§ **Objective**: Locate every line that holds the string "name" and copy it.

───── Dataset excerpts ─────

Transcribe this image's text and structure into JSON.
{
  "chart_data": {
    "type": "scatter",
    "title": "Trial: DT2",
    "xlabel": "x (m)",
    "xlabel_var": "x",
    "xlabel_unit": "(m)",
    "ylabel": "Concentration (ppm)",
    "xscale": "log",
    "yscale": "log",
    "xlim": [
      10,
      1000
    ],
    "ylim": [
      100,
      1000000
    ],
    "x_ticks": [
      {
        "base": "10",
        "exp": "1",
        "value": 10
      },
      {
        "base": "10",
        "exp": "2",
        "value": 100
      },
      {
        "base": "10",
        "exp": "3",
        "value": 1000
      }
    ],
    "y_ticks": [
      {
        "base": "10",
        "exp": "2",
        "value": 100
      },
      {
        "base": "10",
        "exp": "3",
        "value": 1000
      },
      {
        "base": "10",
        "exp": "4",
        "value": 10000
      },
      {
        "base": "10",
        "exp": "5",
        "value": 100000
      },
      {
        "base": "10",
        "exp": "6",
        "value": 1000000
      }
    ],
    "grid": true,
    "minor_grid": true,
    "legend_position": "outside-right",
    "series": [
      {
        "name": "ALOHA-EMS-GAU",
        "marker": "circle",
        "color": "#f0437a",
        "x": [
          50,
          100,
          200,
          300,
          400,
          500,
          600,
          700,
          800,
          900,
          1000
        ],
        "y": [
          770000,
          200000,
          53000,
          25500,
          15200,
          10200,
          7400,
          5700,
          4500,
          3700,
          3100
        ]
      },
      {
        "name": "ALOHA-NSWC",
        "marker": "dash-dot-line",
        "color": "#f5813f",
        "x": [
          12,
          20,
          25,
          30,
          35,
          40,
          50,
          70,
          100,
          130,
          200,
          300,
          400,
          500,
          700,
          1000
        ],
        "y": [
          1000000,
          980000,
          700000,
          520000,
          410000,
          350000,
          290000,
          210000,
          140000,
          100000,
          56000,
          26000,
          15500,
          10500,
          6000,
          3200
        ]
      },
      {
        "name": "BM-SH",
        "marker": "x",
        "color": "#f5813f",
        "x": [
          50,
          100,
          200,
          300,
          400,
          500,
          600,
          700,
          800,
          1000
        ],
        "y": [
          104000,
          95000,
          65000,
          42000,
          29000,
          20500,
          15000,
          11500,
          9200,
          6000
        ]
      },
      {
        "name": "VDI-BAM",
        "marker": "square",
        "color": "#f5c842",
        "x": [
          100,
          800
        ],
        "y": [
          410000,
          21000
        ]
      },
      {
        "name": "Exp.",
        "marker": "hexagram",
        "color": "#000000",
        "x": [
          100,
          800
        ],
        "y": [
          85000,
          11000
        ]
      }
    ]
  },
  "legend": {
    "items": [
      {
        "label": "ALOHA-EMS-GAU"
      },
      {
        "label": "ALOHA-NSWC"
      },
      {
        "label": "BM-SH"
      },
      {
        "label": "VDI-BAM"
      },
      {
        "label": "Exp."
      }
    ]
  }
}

─────

§ **Completed exercise**:
        "name": "ALOHA-EMS-GAU",
        "name": "ALOHA-NSWC",
        "name": "BM-SH",
        "name": "VDI-BAM",
        "name": "Exp.",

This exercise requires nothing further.